◆ Exercise materials
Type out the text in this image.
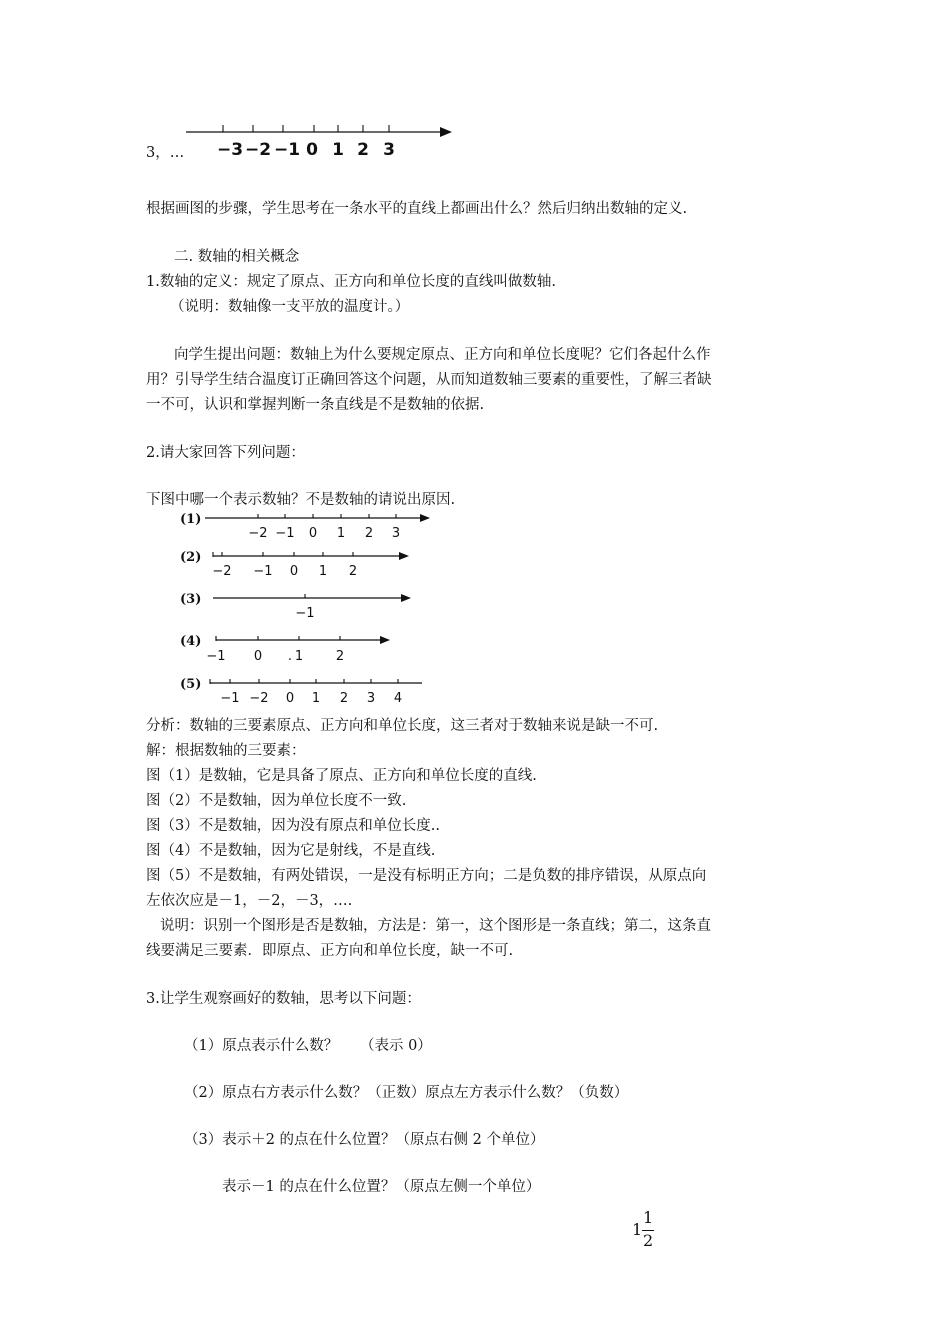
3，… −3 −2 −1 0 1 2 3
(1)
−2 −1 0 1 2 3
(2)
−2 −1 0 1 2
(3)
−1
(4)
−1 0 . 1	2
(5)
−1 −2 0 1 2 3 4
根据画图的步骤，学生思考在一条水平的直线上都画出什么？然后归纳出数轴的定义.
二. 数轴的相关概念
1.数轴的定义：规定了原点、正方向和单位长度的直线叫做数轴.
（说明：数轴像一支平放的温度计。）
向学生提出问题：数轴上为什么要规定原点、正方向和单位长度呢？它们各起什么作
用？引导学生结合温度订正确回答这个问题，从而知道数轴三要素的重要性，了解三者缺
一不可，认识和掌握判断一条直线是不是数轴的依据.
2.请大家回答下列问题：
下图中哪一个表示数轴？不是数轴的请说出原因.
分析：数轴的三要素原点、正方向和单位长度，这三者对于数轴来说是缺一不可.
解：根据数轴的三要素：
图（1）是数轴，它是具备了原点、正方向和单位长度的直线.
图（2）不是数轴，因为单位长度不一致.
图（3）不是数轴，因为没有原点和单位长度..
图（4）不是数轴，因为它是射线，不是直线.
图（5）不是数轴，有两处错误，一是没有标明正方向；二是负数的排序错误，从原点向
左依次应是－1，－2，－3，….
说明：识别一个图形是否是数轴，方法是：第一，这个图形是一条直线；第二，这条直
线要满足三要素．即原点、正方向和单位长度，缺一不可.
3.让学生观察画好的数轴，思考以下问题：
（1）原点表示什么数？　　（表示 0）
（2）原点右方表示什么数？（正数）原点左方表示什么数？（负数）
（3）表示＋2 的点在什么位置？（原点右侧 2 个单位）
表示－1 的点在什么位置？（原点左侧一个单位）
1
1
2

◆ Exercise description
Tell how many lines hold the string "的点在什么位置", giving the number and nothing else.

◆ The reply
2